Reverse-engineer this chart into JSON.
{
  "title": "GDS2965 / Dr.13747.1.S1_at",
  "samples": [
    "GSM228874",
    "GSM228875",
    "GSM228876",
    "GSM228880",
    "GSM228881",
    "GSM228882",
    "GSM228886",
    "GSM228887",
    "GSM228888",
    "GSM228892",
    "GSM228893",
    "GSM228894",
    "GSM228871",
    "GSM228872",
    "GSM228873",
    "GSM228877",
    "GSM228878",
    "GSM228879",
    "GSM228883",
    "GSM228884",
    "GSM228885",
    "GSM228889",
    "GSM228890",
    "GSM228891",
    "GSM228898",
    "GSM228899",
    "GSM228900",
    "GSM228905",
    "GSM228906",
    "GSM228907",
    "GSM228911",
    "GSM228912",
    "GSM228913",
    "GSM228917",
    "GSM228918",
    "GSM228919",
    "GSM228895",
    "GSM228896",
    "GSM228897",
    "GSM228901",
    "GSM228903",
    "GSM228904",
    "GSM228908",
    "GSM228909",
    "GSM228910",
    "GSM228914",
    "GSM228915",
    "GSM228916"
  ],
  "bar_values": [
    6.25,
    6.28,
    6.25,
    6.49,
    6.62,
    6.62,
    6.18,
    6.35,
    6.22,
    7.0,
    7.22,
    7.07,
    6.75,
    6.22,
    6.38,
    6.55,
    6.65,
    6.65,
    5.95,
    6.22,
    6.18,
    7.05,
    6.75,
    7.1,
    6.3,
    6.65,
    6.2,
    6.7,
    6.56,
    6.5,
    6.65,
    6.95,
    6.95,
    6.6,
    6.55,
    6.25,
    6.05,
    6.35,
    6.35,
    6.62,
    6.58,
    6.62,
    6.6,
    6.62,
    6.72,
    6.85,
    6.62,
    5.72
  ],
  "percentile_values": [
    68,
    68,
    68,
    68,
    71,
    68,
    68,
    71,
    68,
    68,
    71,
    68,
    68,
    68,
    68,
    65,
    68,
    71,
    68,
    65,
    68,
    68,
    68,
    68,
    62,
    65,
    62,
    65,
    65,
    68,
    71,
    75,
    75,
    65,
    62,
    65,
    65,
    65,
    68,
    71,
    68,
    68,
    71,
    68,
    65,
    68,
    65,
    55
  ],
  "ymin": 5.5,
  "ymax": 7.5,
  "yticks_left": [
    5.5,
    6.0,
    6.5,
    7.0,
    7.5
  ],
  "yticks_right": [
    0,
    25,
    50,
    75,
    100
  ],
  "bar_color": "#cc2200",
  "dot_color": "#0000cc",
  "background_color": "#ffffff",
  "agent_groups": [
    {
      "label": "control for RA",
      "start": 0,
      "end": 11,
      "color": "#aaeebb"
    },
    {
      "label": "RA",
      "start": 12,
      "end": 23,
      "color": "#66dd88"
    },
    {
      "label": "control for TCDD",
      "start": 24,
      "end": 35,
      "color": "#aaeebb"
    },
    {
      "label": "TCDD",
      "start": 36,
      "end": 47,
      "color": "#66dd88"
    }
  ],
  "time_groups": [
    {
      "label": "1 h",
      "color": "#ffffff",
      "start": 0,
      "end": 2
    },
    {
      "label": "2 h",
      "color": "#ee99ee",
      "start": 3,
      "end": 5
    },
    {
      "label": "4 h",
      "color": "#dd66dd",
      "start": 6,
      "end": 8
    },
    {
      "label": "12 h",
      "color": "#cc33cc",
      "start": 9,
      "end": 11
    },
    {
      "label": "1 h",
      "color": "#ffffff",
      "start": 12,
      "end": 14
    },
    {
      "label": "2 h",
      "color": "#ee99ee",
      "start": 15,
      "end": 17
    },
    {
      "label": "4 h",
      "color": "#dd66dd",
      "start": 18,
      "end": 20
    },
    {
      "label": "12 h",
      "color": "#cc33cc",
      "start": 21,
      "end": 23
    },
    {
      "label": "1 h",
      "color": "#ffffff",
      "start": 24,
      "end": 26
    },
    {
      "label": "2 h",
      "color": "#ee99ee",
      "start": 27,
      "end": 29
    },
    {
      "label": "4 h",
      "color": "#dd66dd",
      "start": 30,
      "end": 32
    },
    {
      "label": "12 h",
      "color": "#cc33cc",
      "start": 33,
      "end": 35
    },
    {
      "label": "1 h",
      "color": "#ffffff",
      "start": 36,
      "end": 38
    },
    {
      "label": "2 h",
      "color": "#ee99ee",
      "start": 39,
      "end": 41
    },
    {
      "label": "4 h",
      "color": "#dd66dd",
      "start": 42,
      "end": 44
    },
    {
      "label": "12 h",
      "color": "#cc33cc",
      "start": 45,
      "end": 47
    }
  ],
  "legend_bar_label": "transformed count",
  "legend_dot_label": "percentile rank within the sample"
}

==========

• _AIM_: Extract the complete data, matching each line exactly.

• _RESULT OF THIS EXERCISE_:
Reverse-engineer this chart into JSON.
{
  "title": "GDS2965 / Dr.13747.1.S1_at",
  "samples": [
    "GSM228874",
    "GSM228875",
    "GSM228876",
    "GSM228880",
    "GSM228881",
    "GSM228882",
    "GSM228886",
    "GSM228887",
    "GSM228888",
    "GSM228892",
    "GSM228893",
    "GSM228894",
    "GSM228871",
    "GSM228872",
    "GSM228873",
    "GSM228877",
    "GSM228878",
    "GSM228879",
    "GSM228883",
    "GSM228884",
    "GSM228885",
    "GSM228889",
    "GSM228890",
    "GSM228891",
    "GSM228898",
    "GSM228899",
    "GSM228900",
    "GSM228905",
    "GSM228906",
    "GSM228907",
    "GSM228911",
    "GSM228912",
    "GSM228913",
    "GSM228917",
    "GSM228918",
    "GSM228919",
    "GSM228895",
    "GSM228896",
    "GSM228897",
    "GSM228901",
    "GSM228903",
    "GSM228904",
    "GSM228908",
    "GSM228909",
    "GSM228910",
    "GSM228914",
    "GSM228915",
    "GSM228916"
  ],
  "bar_values": [
    6.25,
    6.28,
    6.25,
    6.49,
    6.62,
    6.62,
    6.18,
    6.35,
    6.22,
    7.0,
    7.22,
    7.07,
    6.75,
    6.22,
    6.38,
    6.55,
    6.65,
    6.65,
    5.95,
    6.22,
    6.18,
    7.05,
    6.75,
    7.1,
    6.3,
    6.65,
    6.2,
    6.7,
    6.56,
    6.5,
    6.65,
    6.95,
    6.95,
    6.6,
    6.55,
    6.25,
    6.05,
    6.35,
    6.35,
    6.62,
    6.58,
    6.62,
    6.6,
    6.62,
    6.72,
    6.85,
    6.62,
    5.72
  ],
  "percentile_values": [
    68,
    68,
    68,
    68,
    71,
    68,
    68,
    71,
    68,
    68,
    71,
    68,
    68,
    68,
    68,
    65,
    68,
    71,
    68,
    65,
    68,
    68,
    68,
    68,
    62,
    65,
    62,
    65,
    65,
    68,
    71,
    75,
    75,
    65,
    62,
    65,
    65,
    65,
    68,
    71,
    68,
    68,
    71,
    68,
    65,
    68,
    65,
    55
  ],
  "ymin": 5.5,
  "ymax": 7.5,
  "yticks_left": [
    5.5,
    6.0,
    6.5,
    7.0,
    7.5
  ],
  "yticks_right": [
    0,
    25,
    50,
    75,
    100
  ],
  "bar_color": "#cc2200",
  "dot_color": "#0000cc",
  "background_color": "#ffffff",
  "agent_groups": [
    {
      "label": "control for RA",
      "start": 0,
      "end": 11,
      "color": "#aaeebb"
    },
    {
      "label": "RA",
      "start": 12,
      "end": 23,
      "color": "#66dd88"
    },
    {
      "label": "control for TCDD",
      "start": 24,
      "end": 35,
      "color": "#aaeebb"
    },
    {
      "label": "TCDD",
      "start": 36,
      "end": 47,
      "color": "#66dd88"
    }
  ],
  "time_groups": [
    {
      "label": "1 h",
      "color": "#ffffff",
      "start": 0,
      "end": 2
    },
    {
      "label": "2 h",
      "color": "#ee99ee",
      "start": 3,
      "end": 5
    },
    {
      "label": "4 h",
      "color": "#dd66dd",
      "start": 6,
      "end": 8
    },
    {
      "label": "12 h",
      "color": "#cc33cc",
      "start": 9,
      "end": 11
    },
    {
      "label": "1 h",
      "color": "#ffffff",
      "start": 12,
      "end": 14
    },
    {
      "label": "2 h",
      "color": "#ee99ee",
      "start": 15,
      "end": 17
    },
    {
      "label": "4 h",
      "color": "#dd66dd",
      "start": 18,
      "end": 20
    },
    {
      "label": "12 h",
      "color": "#cc33cc",
      "start": 21,
      "end": 23
    },
    {
      "label": "1 h",
      "color": "#ffffff",
      "start": 24,
      "end": 26
    },
    {
      "label": "2 h",
      "color": "#ee99ee",
      "start": 27,
      "end": 29
    },
    {
      "label": "4 h",
      "color": "#dd66dd",
      "start": 30,
      "end": 32
    },
    {
      "label": "12 h",
      "color": "#cc33cc",
      "start": 33,
      "end": 35
    },
    {
      "label": "1 h",
      "color": "#ffffff",
      "start": 36,
      "end": 38
    },
    {
      "label": "2 h",
      "color": "#ee99ee",
      "start": 39,
      "end": 41
    },
    {
      "label": "4 h",
      "color": "#dd66dd",
      "start": 42,
      "end": 44
    },
    {
      "label": "12 h",
      "color": "#cc33cc",
      "start": 45,
      "end": 47
    }
  ],
  "legend_bar_label": "transformed count",
  "legend_dot_label": "percentile rank within the sample"
}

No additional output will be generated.